[Excerpts from a figure dataset]
• • • • • • •
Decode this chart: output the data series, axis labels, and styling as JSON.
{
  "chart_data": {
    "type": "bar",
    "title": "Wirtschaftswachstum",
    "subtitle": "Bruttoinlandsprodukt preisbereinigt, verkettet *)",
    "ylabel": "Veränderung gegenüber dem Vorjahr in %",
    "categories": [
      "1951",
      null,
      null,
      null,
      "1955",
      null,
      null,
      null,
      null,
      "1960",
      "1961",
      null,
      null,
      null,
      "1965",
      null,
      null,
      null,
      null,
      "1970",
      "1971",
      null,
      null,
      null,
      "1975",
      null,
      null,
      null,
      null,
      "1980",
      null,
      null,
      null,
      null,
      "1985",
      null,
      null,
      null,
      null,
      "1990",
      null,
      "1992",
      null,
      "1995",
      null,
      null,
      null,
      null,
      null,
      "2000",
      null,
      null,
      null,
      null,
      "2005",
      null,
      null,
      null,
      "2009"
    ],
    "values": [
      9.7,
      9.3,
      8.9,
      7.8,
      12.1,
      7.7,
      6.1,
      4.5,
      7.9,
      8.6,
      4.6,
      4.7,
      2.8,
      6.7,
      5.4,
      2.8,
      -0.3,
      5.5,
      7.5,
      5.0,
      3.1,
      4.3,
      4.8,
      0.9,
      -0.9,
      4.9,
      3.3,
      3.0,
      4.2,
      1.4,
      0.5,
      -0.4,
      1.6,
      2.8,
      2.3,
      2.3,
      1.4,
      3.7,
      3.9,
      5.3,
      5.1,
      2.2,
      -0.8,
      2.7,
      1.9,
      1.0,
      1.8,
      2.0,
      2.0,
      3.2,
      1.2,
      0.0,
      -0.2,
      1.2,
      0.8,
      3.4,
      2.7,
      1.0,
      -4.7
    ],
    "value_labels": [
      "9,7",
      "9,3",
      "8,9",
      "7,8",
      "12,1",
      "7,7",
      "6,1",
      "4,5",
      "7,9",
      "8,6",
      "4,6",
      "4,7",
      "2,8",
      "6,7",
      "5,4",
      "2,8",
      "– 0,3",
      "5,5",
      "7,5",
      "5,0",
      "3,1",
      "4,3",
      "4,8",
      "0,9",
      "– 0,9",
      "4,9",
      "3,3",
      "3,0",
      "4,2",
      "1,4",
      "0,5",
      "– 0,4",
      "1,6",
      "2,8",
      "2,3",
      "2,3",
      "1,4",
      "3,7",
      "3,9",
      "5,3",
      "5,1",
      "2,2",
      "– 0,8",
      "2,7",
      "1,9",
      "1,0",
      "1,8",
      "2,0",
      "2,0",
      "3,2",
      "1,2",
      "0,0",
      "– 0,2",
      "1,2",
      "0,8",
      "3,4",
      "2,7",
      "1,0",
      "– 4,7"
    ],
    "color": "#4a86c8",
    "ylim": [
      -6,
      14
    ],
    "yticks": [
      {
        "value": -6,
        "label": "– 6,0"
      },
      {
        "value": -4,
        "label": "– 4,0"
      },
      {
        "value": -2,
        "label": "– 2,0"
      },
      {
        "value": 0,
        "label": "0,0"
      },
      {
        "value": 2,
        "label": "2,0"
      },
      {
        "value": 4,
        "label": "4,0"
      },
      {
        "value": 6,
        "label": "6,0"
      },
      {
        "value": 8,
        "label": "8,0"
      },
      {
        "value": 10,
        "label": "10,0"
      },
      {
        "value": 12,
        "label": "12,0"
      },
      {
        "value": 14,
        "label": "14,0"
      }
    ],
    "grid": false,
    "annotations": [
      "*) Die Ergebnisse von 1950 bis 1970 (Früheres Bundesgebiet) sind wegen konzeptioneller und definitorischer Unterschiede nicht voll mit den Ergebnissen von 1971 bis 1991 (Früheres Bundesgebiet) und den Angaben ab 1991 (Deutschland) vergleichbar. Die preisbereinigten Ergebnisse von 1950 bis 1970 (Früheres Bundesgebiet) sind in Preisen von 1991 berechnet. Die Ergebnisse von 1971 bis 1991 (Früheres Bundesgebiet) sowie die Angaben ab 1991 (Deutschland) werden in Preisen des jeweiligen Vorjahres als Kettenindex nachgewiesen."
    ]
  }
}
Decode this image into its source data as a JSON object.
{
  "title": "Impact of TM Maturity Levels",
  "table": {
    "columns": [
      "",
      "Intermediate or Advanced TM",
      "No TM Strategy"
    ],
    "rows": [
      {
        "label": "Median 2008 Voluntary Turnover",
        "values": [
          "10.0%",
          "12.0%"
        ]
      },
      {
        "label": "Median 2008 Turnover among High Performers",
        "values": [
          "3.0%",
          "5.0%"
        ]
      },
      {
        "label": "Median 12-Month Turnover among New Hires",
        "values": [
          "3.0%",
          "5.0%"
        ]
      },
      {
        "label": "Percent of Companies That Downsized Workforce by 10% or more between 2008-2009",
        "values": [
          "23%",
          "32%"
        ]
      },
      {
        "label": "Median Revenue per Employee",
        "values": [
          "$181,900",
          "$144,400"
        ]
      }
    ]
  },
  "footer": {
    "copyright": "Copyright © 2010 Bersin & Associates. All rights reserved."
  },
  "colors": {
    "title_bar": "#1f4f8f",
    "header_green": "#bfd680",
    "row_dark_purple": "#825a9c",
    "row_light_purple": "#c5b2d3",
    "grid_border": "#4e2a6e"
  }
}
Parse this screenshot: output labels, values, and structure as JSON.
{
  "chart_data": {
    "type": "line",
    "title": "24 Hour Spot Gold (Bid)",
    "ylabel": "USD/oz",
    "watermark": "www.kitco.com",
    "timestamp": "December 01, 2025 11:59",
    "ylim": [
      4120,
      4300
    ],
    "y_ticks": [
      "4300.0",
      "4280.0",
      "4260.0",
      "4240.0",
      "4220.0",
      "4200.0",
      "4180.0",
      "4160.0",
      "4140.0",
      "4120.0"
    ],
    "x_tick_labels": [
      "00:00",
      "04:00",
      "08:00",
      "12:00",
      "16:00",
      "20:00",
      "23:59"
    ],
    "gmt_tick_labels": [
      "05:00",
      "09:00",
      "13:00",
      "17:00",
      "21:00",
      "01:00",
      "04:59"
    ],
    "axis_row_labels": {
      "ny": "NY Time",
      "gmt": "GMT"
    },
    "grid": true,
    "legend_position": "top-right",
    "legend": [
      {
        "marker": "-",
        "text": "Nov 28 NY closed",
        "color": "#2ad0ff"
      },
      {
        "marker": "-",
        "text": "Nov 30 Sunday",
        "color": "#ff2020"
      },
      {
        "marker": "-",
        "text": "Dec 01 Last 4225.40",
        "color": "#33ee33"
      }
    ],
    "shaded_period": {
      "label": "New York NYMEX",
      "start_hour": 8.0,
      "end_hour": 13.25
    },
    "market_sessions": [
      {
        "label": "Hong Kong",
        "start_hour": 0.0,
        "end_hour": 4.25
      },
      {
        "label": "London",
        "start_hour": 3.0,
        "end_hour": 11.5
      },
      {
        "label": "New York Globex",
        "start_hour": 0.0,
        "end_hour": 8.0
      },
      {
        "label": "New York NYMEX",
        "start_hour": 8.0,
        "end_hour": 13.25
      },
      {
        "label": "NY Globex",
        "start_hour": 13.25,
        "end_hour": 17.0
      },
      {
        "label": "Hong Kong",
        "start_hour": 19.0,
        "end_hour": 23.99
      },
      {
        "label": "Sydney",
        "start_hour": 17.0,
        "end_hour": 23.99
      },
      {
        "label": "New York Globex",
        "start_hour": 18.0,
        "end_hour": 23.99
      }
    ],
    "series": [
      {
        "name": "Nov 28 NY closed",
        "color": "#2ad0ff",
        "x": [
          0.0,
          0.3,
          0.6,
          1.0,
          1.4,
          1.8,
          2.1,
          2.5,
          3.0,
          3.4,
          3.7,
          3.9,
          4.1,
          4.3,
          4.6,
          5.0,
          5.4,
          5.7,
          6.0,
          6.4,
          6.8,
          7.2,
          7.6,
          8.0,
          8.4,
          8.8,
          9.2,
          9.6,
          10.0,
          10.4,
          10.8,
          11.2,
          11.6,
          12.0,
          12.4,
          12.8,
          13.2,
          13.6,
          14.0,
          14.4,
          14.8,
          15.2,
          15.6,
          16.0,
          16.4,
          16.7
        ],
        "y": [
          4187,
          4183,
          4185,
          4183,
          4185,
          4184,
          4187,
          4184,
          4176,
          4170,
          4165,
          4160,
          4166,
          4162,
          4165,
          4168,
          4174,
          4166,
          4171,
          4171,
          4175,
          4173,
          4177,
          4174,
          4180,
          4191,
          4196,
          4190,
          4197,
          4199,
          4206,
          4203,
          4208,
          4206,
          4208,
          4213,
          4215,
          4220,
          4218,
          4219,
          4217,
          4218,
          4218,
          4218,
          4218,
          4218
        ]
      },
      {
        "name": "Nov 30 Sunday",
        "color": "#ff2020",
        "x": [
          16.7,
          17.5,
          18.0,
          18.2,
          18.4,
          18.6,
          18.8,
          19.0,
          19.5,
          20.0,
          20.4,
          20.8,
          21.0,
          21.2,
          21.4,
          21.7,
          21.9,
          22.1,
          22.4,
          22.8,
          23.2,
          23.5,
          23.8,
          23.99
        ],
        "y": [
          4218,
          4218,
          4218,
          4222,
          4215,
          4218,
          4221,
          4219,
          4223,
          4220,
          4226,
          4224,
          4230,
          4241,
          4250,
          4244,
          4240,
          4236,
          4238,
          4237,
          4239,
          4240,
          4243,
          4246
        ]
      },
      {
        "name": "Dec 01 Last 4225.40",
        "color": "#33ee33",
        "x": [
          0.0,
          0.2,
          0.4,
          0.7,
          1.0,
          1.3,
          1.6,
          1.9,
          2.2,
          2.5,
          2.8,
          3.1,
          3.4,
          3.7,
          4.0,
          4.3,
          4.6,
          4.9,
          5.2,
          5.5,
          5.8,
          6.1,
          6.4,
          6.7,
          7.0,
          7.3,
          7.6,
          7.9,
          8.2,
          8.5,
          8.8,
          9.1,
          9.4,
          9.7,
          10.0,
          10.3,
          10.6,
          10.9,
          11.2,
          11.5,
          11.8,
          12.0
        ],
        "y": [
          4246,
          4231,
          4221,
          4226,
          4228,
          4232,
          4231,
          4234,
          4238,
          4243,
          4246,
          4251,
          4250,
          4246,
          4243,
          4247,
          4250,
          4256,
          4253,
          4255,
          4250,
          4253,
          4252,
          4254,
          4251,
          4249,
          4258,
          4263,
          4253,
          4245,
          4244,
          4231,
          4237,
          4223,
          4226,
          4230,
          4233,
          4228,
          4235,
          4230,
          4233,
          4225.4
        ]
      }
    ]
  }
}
• • • • • • •
[The problem]
Respond with the number of lines containing "Turnover" and no additional words.

[The reply]
3